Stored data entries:
+++++
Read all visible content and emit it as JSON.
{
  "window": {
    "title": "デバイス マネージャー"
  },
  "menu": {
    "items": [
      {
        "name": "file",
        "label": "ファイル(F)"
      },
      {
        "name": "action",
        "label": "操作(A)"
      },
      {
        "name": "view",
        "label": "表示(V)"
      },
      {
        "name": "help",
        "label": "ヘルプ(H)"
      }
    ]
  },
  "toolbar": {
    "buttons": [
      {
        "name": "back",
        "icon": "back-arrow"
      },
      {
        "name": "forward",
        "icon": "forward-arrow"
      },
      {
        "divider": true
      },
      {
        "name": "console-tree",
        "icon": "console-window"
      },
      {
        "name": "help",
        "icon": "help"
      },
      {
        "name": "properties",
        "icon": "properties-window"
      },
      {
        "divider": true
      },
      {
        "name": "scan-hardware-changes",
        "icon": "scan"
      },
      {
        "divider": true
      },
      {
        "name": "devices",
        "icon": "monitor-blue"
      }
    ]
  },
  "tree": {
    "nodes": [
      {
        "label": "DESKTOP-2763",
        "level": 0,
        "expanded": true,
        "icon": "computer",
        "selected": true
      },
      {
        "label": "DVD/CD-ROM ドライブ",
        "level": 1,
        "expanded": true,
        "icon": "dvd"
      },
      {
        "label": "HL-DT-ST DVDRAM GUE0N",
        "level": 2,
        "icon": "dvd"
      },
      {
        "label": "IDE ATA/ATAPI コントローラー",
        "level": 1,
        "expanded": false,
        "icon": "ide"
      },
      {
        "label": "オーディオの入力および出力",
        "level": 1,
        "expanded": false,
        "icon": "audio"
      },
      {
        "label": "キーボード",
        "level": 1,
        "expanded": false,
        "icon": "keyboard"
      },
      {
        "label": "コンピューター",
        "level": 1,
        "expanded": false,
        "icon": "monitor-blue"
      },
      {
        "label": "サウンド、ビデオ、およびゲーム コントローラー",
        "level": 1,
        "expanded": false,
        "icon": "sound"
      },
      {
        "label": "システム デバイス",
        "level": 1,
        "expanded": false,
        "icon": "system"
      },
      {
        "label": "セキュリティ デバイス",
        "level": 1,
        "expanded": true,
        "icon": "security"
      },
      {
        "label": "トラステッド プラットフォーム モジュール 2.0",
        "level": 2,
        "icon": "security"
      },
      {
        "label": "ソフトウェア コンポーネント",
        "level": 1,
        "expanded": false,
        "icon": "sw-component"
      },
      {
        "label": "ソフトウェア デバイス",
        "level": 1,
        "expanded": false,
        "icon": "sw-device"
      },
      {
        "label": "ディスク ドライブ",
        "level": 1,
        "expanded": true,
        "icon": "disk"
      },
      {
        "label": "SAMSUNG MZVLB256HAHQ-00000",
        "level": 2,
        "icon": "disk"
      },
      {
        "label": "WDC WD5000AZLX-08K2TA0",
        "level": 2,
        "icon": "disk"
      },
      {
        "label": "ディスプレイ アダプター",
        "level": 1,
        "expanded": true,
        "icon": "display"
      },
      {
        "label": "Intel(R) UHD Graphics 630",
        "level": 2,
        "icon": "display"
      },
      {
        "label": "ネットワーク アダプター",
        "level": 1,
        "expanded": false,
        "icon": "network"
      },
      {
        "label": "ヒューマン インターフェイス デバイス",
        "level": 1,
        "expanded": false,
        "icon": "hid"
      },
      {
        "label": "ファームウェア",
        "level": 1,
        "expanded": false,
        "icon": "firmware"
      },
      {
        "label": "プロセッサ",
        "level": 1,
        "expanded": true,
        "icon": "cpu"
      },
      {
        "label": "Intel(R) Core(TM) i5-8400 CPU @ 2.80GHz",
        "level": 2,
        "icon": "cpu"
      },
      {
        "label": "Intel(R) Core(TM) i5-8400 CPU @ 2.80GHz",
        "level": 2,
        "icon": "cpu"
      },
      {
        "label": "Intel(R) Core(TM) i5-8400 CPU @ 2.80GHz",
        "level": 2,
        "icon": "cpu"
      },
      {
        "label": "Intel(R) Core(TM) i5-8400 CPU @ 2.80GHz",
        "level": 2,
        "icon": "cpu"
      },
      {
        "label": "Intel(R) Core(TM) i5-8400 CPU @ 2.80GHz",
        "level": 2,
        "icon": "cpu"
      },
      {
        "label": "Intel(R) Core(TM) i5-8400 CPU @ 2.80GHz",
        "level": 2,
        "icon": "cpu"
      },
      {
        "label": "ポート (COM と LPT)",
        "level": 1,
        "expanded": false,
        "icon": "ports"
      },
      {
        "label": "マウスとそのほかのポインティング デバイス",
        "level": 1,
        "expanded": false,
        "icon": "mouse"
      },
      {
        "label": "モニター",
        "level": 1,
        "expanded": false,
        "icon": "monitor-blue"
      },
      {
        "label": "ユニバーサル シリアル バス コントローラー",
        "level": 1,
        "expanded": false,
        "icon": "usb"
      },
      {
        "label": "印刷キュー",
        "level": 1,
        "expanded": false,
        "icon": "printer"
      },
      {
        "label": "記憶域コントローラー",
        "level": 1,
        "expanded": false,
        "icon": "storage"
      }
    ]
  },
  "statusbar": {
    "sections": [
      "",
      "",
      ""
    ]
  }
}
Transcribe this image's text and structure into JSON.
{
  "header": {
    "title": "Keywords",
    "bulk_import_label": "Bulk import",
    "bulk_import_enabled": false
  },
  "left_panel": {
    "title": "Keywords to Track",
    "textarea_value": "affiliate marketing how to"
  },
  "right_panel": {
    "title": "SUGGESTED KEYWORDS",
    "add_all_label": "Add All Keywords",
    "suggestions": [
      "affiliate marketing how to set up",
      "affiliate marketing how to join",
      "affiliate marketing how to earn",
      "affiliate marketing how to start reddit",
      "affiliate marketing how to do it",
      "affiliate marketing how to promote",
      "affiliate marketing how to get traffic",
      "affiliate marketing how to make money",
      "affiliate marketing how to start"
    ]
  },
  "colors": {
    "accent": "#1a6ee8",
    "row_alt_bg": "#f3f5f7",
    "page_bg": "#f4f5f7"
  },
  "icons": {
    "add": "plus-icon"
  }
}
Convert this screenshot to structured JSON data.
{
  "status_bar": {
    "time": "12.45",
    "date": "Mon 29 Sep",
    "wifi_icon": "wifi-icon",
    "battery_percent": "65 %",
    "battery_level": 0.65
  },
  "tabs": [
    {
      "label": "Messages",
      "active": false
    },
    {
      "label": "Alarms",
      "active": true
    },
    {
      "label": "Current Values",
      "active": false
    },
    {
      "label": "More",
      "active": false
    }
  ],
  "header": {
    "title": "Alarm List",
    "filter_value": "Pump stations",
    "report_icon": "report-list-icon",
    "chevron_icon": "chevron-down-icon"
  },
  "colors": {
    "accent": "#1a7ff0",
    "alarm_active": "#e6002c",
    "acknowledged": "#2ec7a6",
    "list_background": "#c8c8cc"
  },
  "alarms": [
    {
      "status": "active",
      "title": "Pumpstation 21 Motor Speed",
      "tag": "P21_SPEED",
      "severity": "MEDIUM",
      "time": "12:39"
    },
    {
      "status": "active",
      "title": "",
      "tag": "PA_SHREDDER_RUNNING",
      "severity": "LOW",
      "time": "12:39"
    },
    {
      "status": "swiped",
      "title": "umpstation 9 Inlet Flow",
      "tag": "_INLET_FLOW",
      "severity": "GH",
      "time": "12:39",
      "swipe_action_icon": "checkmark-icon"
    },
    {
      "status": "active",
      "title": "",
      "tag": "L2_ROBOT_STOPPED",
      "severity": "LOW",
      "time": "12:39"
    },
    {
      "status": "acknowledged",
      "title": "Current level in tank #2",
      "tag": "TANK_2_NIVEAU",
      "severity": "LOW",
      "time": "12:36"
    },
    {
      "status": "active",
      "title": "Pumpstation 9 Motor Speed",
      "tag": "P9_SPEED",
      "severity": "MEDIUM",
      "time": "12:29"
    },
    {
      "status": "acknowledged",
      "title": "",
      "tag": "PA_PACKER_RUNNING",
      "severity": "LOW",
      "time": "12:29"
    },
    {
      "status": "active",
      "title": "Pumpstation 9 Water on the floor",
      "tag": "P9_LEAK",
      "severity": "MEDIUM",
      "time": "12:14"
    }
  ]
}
+++++
WHAT THE TASK REQUIRES: Out of the preceding entries, pull every line containing the string "デバイス".

THE REPLY:
    "title": "デバイス マネージャー"
        "label": "システム デバイス",
        "label": "セキュリティ デバイス",
        "label": "ソフトウェア デバイス",
        "label": "ヒューマン インターフェイス デバイス",
        "label": "マウスとそのほかのポインティング デバイス",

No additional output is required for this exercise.